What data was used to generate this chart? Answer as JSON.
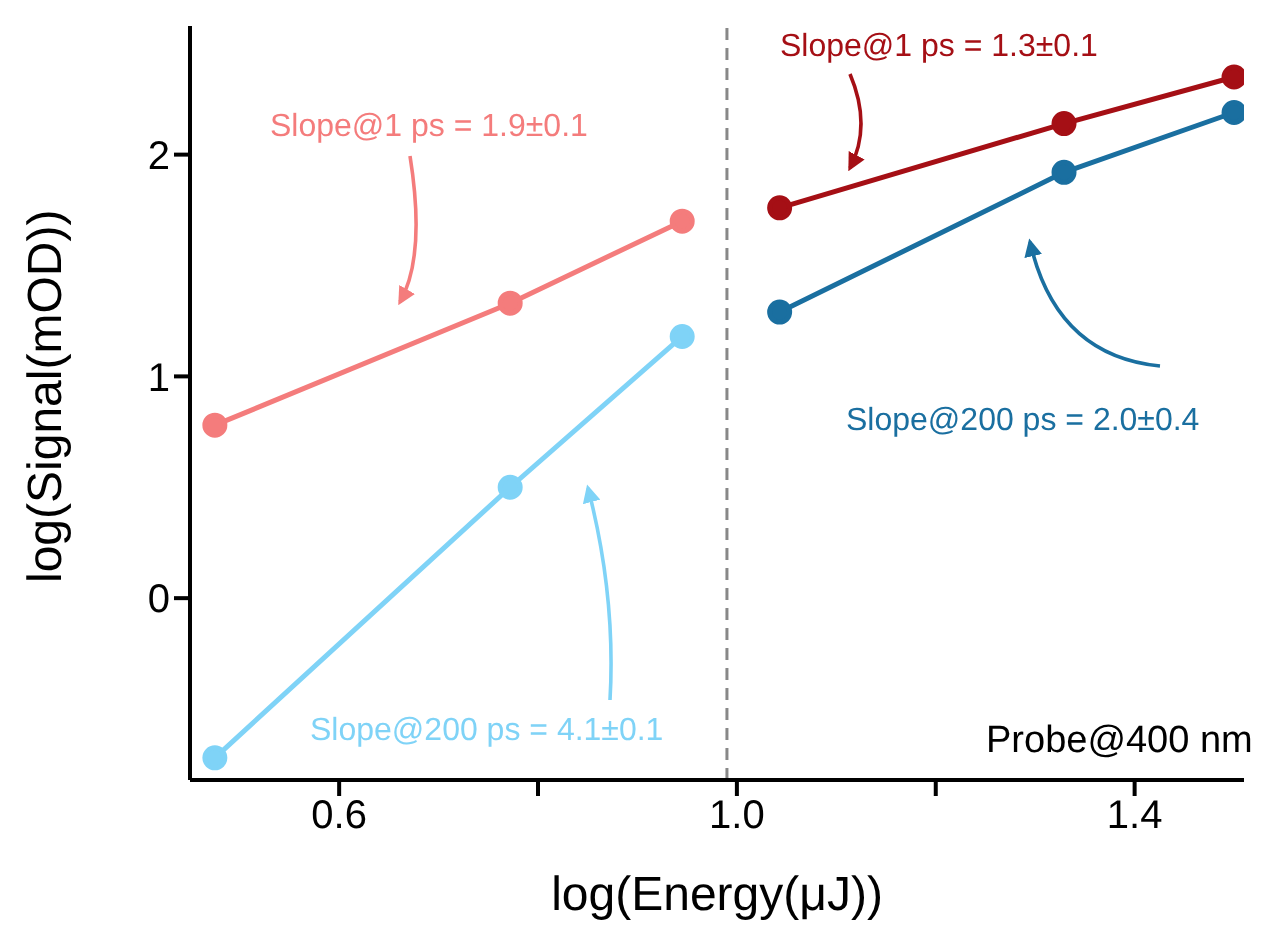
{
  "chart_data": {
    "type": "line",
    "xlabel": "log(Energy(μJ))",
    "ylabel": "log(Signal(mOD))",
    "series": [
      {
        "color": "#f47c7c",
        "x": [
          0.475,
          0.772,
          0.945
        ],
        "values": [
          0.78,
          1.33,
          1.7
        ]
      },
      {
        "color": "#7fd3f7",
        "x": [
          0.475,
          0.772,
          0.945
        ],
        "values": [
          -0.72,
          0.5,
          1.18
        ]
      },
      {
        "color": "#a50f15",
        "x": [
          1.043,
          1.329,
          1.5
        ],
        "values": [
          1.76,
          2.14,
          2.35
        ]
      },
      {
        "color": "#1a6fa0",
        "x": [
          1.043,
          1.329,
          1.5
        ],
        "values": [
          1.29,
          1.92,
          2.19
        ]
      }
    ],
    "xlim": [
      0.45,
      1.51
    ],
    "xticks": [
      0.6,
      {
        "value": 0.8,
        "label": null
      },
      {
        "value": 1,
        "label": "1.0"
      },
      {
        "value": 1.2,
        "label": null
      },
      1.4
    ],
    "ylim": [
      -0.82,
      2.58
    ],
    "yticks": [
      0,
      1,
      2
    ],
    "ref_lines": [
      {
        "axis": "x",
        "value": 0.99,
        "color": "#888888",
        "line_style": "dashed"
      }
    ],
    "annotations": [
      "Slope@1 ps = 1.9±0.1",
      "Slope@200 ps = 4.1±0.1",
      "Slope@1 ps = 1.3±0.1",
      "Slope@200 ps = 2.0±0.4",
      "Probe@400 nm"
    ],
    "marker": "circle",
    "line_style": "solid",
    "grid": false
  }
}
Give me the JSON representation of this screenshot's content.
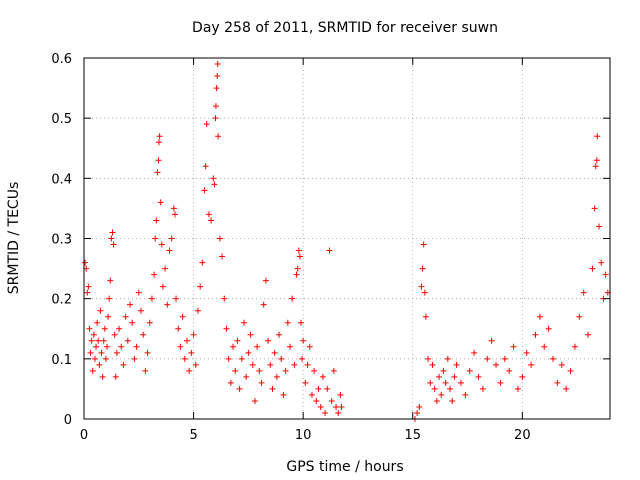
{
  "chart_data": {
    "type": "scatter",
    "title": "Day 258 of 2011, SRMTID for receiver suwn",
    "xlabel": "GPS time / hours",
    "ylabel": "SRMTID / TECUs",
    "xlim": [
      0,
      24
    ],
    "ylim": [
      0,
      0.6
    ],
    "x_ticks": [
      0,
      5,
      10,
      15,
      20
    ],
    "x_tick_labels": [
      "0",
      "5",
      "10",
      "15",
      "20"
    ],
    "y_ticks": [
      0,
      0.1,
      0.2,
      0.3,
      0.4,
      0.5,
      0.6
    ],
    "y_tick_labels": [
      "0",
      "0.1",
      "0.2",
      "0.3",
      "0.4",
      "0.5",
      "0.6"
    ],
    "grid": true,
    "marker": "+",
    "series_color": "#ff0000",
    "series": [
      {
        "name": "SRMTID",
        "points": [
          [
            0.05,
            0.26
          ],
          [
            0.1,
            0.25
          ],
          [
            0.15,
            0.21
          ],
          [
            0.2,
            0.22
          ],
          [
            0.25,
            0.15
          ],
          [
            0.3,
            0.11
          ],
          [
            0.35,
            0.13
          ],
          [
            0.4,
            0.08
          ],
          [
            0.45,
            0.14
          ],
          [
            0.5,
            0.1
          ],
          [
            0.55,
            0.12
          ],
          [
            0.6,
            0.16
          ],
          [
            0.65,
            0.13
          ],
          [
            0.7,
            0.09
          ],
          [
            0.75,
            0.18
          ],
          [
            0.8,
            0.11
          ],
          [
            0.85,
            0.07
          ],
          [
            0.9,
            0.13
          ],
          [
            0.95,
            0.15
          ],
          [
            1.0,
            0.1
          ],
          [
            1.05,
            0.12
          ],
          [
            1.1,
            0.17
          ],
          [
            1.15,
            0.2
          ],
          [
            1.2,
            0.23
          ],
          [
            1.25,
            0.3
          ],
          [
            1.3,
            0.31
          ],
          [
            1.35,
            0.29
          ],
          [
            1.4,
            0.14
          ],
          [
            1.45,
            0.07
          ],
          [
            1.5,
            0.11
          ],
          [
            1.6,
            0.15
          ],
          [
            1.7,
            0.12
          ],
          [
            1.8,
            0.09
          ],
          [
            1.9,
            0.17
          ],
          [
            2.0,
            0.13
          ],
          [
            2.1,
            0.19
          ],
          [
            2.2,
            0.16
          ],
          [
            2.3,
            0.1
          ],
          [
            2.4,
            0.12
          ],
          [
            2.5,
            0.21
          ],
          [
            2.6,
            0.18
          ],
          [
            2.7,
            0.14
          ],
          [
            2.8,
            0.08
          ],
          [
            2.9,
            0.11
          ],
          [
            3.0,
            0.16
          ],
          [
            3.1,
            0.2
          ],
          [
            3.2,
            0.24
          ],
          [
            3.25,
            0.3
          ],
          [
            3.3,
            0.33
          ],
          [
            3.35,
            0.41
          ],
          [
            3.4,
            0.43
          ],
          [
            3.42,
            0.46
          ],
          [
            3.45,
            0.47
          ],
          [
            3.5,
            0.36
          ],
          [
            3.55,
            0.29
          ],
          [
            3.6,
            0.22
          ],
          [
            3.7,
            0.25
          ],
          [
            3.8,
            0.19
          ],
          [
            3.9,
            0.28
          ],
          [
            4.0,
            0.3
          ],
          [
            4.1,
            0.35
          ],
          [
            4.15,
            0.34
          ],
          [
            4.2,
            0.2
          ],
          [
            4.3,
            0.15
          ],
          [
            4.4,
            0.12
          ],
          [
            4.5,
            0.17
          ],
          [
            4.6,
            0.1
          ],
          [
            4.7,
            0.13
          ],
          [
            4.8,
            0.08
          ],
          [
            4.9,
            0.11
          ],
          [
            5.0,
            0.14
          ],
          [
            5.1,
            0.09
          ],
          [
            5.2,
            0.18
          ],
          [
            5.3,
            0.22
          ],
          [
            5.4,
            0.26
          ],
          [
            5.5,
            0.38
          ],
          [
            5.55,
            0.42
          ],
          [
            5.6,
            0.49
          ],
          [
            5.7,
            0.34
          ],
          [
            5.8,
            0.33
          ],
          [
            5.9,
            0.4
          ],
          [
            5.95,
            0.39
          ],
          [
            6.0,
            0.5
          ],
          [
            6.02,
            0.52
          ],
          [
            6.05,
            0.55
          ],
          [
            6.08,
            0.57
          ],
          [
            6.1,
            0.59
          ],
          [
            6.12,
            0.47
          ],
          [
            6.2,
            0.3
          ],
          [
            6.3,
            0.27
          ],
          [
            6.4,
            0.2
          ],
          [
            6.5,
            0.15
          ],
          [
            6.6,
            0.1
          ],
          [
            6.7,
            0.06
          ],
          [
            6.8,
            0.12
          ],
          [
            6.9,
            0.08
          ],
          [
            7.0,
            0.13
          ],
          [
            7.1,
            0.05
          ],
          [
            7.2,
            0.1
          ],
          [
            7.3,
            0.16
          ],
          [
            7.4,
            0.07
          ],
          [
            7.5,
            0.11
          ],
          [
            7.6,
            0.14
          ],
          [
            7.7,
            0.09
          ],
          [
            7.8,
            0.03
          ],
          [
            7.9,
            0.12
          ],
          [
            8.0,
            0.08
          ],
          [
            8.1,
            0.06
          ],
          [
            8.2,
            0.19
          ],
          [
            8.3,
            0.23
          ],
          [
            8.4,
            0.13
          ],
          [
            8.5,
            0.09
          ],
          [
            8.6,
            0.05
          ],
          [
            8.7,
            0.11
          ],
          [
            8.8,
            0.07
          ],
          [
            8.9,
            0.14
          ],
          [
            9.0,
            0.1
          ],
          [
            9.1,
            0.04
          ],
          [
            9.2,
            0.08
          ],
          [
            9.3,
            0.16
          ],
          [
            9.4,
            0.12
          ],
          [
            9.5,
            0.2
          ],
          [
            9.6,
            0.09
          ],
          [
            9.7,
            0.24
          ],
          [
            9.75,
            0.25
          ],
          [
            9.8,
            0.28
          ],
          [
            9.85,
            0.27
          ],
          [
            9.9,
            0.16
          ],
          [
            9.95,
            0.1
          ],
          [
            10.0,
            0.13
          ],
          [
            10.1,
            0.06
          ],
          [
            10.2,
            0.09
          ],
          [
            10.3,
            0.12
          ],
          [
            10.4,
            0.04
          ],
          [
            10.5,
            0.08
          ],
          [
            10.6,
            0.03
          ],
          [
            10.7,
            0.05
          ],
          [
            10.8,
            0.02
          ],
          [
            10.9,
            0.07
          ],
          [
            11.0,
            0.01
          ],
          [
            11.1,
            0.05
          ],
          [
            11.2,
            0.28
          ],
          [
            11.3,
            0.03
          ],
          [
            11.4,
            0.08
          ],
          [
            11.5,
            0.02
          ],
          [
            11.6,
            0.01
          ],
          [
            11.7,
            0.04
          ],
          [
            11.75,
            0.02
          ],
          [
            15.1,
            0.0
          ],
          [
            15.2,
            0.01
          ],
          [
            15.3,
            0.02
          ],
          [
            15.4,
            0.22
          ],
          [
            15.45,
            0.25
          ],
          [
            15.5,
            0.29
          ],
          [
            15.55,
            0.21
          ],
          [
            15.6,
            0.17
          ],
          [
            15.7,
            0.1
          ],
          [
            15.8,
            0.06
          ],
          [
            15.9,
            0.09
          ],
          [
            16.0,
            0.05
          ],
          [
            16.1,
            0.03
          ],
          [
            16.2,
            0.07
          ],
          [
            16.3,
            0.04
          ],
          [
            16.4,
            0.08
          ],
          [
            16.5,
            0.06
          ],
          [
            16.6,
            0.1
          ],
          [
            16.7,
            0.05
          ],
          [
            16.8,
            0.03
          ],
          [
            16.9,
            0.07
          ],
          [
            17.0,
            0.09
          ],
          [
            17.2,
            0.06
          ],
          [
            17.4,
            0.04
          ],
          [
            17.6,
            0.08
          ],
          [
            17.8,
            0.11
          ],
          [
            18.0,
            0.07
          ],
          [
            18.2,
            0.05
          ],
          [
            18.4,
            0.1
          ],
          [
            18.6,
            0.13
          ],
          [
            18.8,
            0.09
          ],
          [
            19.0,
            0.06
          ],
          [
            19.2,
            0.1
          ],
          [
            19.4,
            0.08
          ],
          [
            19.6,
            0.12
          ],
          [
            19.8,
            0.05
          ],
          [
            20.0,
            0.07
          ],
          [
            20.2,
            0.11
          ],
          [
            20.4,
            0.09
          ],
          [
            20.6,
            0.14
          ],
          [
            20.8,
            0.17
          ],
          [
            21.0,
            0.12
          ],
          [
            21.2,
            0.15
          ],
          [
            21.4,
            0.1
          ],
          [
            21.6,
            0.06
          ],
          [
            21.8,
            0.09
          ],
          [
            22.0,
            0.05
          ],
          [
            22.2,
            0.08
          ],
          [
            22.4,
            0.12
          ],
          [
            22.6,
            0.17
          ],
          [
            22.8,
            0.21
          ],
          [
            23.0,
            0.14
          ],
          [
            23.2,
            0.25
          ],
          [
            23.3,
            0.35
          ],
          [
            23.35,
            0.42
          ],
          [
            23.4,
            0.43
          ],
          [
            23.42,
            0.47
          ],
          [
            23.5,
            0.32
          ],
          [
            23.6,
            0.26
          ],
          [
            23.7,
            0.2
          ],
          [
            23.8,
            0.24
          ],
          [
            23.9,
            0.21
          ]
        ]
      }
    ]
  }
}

________________

Pick out and copy every line that contains the word "this".

What data was used to generate this chart? Answer as JSON.
Give me the JSON representation of this screenshot's content.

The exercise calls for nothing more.